GOAL OF THE EXERCISE: Carry the piece on free trade agreements forward from its last sentence.

SUPPLIED TEXT:
Free trade agreements deliver more trade

After a hiatus in the 1990s, a number of free trade agreements (FTAs) have been enacted in the past decade. The U.S. government entered into an FTA with Jordan in December 2001, and with Chile and Singapore in January 2004. It signed agreements with Australia in January 2005, Morocco and Bahrain in January 2006, El Salvador in March 2006, Honduras and Nicaragua in April 2006, Guatemala in July 2006, the Dominican Republic in March 2007, Costa Rica and Oman in January 2009, and Peru in February 2009, says Daniel Griswold, director of the Herbert A. Stiefel Center for Trade Policy Studies at the Cato Institute.

  • Collectively, these countries accounted for $96.4 billion in U.S. goods exports in 2010 and $71.3 billion in imports.

PROVIDED MATERIAL:
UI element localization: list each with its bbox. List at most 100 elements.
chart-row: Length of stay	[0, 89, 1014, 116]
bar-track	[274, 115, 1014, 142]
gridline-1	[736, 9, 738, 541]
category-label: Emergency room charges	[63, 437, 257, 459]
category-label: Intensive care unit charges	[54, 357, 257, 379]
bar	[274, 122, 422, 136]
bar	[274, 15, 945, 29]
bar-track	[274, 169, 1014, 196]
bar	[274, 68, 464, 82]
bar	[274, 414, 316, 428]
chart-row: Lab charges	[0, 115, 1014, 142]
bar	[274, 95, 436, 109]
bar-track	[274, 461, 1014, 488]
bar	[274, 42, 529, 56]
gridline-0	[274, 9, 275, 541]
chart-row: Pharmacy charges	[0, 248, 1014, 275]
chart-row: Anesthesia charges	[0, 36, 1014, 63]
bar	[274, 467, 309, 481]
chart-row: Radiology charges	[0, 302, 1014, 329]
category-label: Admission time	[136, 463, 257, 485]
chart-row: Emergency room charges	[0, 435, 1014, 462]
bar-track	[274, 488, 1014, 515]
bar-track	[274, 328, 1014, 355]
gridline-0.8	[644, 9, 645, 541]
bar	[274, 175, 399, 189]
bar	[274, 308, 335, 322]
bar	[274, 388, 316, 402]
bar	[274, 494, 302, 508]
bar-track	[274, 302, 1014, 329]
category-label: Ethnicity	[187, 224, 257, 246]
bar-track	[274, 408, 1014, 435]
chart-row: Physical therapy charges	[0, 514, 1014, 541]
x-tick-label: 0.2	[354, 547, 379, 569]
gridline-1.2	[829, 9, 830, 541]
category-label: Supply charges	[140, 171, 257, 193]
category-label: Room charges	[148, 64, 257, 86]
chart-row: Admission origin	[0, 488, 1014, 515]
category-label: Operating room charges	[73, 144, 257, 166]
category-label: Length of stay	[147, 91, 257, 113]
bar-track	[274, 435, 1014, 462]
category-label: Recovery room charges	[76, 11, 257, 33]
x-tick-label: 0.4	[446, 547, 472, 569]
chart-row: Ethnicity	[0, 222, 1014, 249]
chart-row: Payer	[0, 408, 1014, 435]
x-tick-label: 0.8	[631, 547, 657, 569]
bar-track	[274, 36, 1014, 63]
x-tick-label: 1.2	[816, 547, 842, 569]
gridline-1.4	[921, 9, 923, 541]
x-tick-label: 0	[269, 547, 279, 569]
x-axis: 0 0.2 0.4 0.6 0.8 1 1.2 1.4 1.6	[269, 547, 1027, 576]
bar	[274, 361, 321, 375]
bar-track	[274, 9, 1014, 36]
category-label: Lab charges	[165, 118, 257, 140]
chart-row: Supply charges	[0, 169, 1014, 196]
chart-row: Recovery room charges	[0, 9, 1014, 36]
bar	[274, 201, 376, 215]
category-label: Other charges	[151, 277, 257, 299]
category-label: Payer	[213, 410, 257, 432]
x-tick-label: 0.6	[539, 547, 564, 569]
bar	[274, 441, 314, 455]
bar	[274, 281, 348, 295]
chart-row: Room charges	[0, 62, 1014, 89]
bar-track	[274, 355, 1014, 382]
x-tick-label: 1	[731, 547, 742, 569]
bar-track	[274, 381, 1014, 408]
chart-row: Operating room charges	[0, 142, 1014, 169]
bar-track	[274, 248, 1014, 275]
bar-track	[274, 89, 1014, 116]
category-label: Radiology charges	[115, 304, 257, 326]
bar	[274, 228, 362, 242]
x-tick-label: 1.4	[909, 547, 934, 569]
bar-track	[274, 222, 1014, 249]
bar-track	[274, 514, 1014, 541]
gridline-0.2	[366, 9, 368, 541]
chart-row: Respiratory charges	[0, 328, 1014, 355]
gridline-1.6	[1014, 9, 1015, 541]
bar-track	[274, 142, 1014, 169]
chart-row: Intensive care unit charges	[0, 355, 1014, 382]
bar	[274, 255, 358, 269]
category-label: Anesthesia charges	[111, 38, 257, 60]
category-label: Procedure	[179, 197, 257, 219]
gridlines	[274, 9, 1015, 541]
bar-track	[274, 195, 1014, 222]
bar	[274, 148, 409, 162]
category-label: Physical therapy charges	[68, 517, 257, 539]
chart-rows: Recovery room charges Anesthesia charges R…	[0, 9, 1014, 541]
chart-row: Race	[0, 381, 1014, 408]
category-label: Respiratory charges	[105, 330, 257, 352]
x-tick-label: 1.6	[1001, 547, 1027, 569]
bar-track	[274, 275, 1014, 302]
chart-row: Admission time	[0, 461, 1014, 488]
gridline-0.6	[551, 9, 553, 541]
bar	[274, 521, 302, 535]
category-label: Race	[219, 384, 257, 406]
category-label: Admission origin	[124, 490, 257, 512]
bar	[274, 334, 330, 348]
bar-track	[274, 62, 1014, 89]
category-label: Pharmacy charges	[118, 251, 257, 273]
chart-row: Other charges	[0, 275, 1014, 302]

FINAL ANSWER:
  • If these 14 nations were considered a single economic unit, they would be America's third largest export market and its sixth largest source of imports.

  • An analysis of trade flows with each of these 14 countries reveals that, on the whole, these agreements have delivered on their central promise to promote more trade between the United States and its agreement partners.

  • Indeed, the agreements appear to boost manufacturing exports above the overall trend while having no discernable impact on manufacturing imports.

    Judging by actual U.S. trade flows since their enactment, the 14 most recent FTAs give strong evidence that trade agreements deliver the predicted boost to trade with the partner countries, says Griswold.

    Source: Daniel Griswold, As Promised, Free Trade Agreements Deliver More Trade: Manufacturing Exports Receive an Extra Boost, Cato Institute, June 7, 2011.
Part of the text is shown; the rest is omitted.